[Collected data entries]
▽
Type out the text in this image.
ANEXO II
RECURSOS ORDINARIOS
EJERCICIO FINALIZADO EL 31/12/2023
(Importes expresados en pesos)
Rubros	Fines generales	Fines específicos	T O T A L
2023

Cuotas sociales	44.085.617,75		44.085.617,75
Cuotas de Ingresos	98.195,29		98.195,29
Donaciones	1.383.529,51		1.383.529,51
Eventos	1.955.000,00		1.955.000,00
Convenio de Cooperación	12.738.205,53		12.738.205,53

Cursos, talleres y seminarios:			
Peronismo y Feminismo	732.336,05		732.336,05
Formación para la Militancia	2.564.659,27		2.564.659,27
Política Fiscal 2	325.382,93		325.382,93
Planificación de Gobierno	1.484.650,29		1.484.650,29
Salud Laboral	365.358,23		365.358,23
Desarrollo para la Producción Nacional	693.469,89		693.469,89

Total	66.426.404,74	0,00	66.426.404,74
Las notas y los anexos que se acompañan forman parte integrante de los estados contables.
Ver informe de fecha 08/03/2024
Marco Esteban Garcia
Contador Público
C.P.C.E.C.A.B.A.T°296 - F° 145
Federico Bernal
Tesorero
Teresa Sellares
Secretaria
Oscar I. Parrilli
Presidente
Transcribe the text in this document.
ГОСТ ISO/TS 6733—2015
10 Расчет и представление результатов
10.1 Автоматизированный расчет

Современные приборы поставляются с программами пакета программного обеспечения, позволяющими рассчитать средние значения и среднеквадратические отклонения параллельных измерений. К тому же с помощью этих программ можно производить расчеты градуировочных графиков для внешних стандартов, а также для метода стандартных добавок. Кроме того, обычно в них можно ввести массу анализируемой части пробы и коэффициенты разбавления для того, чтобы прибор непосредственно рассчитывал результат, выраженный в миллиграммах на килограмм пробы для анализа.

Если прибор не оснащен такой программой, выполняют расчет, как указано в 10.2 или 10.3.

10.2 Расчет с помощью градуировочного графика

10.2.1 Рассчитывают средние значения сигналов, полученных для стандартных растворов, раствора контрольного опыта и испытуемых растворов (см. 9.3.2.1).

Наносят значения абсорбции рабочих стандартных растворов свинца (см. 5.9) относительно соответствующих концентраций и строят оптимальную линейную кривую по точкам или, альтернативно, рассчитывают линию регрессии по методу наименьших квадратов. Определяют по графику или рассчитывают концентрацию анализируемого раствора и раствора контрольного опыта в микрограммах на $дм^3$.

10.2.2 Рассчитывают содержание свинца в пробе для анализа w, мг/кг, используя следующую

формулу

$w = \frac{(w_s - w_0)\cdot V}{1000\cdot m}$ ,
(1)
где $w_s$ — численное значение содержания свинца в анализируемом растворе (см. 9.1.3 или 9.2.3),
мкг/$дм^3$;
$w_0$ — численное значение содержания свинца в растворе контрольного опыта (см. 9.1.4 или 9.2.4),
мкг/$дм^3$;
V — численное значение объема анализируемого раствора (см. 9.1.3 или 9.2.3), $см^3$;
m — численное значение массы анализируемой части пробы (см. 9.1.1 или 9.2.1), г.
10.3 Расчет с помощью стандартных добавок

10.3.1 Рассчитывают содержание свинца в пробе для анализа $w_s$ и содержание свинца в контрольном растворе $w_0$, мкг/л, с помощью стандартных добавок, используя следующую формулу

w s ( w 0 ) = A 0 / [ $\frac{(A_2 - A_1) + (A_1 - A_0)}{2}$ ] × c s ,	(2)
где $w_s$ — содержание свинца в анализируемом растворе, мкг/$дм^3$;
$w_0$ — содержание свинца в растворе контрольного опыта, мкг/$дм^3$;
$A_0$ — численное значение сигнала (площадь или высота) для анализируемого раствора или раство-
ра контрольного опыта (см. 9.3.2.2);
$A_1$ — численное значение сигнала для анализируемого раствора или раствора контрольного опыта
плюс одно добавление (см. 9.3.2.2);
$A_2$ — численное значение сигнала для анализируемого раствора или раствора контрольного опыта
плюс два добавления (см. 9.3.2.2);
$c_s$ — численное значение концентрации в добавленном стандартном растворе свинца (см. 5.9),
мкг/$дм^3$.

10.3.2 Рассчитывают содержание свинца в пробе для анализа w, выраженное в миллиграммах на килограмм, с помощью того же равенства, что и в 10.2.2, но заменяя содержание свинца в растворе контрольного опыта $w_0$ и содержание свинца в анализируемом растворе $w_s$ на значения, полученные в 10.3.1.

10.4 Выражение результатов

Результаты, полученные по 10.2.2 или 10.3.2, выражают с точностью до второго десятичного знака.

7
△
**Your instructions**
In the entries above, find every line holding the word "пробы" and copy it out.

**Right answer**
Современные приборы поставляются с программами пакета программного обеспечения, позволяющими рассчитать средние значения и среднеквадратические отклонения параллельных измерений. К тому же с помощью этих программ можно производить расчеты градуировочных графиков для внешних стандартов, а также для метода стандартных добавок. Кроме того, обычно в них можно ввести массу анализируемой части пробы и коэффициенты разбавления для того, чтобы прибор непосредственно рассчитывал результат, выраженный в миллиграммах на килограмм пробы для анализа.
m — численное значение массы анализируемой части пробы (см. 9.1.1 или 9.2.1), г.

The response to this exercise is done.